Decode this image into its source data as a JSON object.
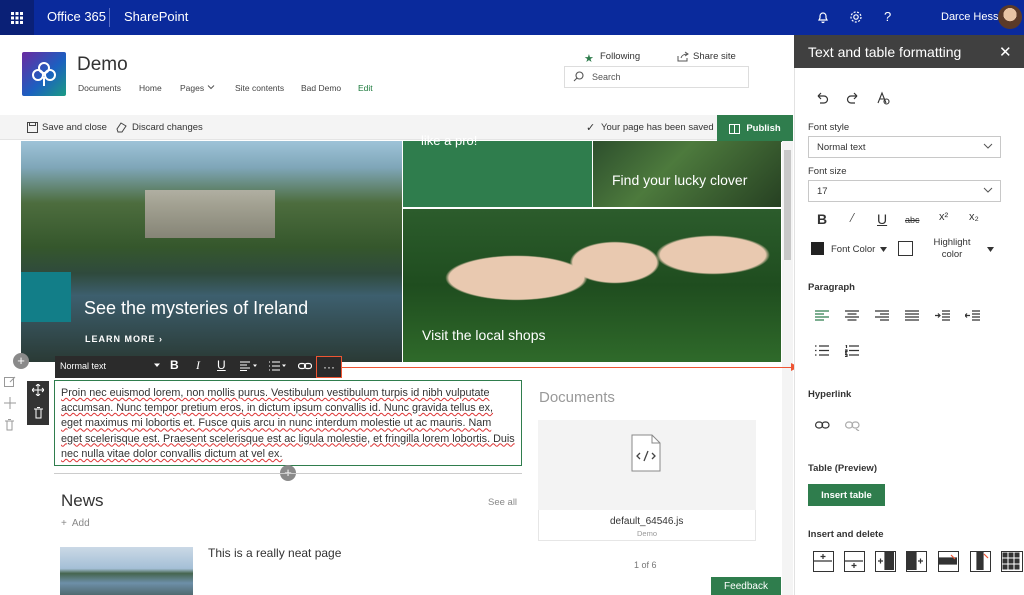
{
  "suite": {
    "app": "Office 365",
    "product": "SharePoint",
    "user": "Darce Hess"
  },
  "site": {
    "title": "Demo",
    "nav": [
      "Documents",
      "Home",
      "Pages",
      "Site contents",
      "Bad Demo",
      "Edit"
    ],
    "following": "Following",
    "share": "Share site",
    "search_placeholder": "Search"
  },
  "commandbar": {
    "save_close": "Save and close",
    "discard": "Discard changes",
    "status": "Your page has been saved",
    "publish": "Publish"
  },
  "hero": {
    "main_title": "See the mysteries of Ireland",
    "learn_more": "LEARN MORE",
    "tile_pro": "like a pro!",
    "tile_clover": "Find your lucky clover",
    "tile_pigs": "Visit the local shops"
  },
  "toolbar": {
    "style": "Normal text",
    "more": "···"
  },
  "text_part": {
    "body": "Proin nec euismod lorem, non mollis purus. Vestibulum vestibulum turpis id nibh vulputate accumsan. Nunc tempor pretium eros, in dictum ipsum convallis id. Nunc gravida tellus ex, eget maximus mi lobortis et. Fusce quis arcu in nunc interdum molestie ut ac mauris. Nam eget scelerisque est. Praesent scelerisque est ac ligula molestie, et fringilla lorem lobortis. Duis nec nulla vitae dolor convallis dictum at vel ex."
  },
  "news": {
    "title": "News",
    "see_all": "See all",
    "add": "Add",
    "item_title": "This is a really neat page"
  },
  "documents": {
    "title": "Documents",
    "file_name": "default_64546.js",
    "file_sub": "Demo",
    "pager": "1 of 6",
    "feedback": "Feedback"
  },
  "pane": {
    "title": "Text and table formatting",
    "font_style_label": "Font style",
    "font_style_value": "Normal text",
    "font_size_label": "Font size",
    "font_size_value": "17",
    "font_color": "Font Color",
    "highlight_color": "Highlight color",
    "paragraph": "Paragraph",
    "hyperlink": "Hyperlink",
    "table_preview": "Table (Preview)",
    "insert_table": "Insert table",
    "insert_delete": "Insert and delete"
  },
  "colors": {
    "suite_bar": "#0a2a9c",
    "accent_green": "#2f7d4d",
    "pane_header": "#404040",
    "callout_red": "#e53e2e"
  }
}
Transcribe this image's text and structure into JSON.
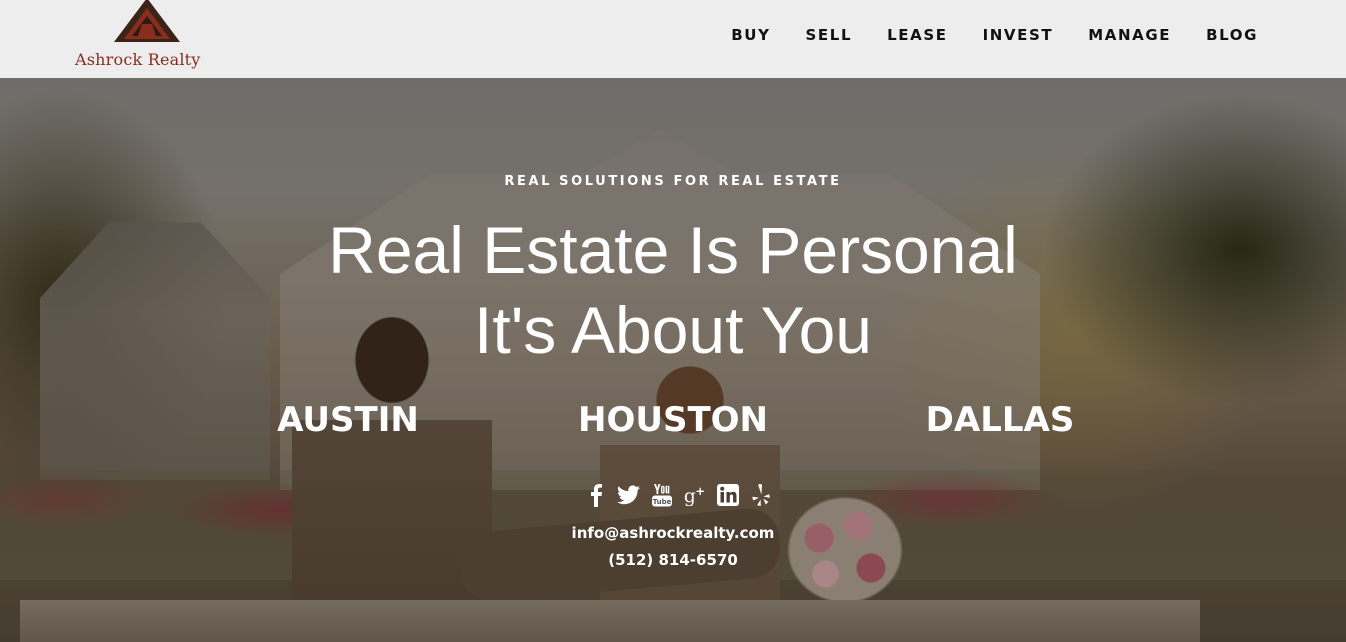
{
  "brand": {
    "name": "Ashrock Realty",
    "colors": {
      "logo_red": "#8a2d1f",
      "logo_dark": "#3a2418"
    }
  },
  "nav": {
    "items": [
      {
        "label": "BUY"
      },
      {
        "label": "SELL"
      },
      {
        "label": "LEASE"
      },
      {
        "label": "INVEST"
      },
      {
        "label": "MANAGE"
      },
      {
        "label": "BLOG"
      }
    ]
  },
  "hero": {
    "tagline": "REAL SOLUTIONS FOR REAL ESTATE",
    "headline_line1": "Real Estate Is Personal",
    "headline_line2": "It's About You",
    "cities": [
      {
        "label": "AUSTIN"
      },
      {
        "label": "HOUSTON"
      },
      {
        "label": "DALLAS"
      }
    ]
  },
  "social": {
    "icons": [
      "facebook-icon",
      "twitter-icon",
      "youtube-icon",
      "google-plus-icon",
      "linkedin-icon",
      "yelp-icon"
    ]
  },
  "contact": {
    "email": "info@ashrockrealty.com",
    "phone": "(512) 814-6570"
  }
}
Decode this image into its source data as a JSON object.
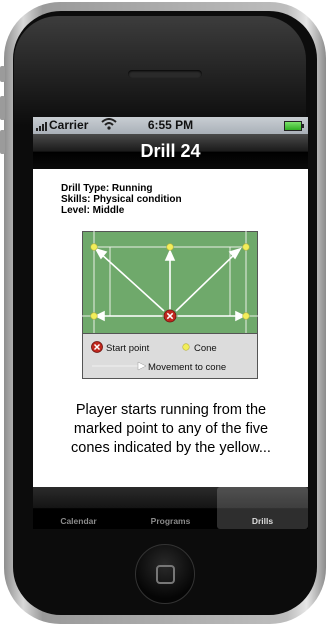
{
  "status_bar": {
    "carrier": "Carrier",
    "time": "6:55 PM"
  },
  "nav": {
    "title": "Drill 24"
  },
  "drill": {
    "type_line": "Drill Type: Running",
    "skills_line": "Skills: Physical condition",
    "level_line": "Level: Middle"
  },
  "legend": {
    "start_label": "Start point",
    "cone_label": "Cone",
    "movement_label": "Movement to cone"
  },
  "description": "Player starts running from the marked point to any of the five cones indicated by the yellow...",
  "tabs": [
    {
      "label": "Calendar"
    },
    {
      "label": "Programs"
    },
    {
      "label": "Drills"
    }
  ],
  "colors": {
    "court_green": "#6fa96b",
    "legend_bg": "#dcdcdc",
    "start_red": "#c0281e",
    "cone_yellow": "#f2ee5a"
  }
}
++++
DESCRIPTION OF THE TASK. Transcribe all of the records above character for character. Exclude the pictures.

EXERCISE OUTPUT.
Decode this image into its source data as a JSON object.
{
  "suite": {
    "app": "Office 365",
    "product": "SharePoint",
    "user": "Darce Hess"
  },
  "site": {
    "title": "Demo",
    "nav": [
      "Documents",
      "Home",
      "Pages",
      "Site contents",
      "Bad Demo",
      "Edit"
    ],
    "following": "Following",
    "share": "Share site",
    "search_placeholder": "Search"
  },
  "commandbar": {
    "save_close": "Save and close",
    "discard": "Discard changes",
    "status": "Your page has been saved",
    "publish": "Publish"
  },
  "hero": {
    "main_title": "See the mysteries of Ireland",
    "learn_more": "LEARN MORE",
    "tile_pro": "like a pro!",
    "tile_clover": "Find your lucky clover",
    "tile_pigs": "Visit the local shops"
  },
  "toolbar": {
    "style": "Normal text",
    "more": "···"
  },
  "text_part": {
    "body": "Proin nec euismod lorem, non mollis purus. Vestibulum vestibulum turpis id nibh vulputate accumsan. Nunc tempor pretium eros, in dictum ipsum convallis id. Nunc gravida tellus ex, eget maximus mi lobortis et. Fusce quis arcu in nunc interdum molestie ut ac mauris. Nam eget scelerisque est. Praesent scelerisque est ac ligula molestie, et fringilla lorem lobortis. Duis nec nulla vitae dolor convallis dictum at vel ex."
  },
  "news": {
    "title": "News",
    "see_all": "See all",
    "add": "Add",
    "item_title": "This is a really neat page"
  },
  "documents": {
    "title": "Documents",
    "file_name": "default_64546.js",
    "file_sub": "Demo",
    "pager": "1 of 6",
    "feedback": "Feedback"
  },
  "pane": {
    "title": "Text and table formatting",
    "font_style_label": "Font style",
    "font_style_value": "Normal text",
    "font_size_label": "Font size",
    "font_size_value": "17",
    "font_color": "Font Color",
    "highlight_color": "Highlight color",
    "paragraph": "Paragraph",
    "hyperlink": "Hyperlink",
    "table_preview": "Table (Preview)",
    "insert_table": "Insert table",
    "insert_delete": "Insert and delete"
  },
  "colors": {
    "suite_bar": "#0a2a9c",
    "accent_green": "#2f7d4d",
    "pane_header": "#404040",
    "callout_red": "#e53e2e"
  }
}
Transcribe this image's text and structure into JSON.
{
  "brand": {
    "name": "Ashrock Realty",
    "colors": {
      "logo_red": "#8a2d1f",
      "logo_dark": "#3a2418"
    }
  },
  "nav": {
    "items": [
      {
        "label": "BUY"
      },
      {
        "label": "SELL"
      },
      {
        "label": "LEASE"
      },
      {
        "label": "INVEST"
      },
      {
        "label": "MANAGE"
      },
      {
        "label": "BLOG"
      }
    ]
  },
  "hero": {
    "tagline": "REAL SOLUTIONS FOR REAL ESTATE",
    "headline_line1": "Real Estate Is Personal",
    "headline_line2": "It's About You",
    "cities": [
      {
        "label": "AUSTIN"
      },
      {
        "label": "HOUSTON"
      },
      {
        "label": "DALLAS"
      }
    ]
  },
  "social": {
    "icons": [
      "facebook-icon",
      "twitter-icon",
      "youtube-icon",
      "google-plus-icon",
      "linkedin-icon",
      "yelp-icon"
    ]
  },
  "contact": {
    "email": "info@ashrockrealty.com",
    "phone": "(512) 814-6570"
  }
}
Decode this image into its source data as a JSON object.
{
  "status_bar": {
    "carrier": "Carrier",
    "time": "6:55 PM"
  },
  "nav": {
    "title": "Drill 24"
  },
  "drill": {
    "type_line": "Drill Type: Running",
    "skills_line": "Skills: Physical condition",
    "level_line": "Level: Middle"
  },
  "legend": {
    "start_label": "Start point",
    "cone_label": "Cone",
    "movement_label": "Movement to cone"
  },
  "description": "Player starts running from the marked point to any of the five cones indicated by the yellow...",
  "tabs": [
    {
      "label": "Calendar"
    },
    {
      "label": "Programs"
    },
    {
      "label": "Drills"
    }
  ],
  "colors": {
    "court_green": "#6fa96b",
    "legend_bg": "#dcdcdc",
    "start_red": "#c0281e",
    "cone_yellow": "#f2ee5a"
  }
}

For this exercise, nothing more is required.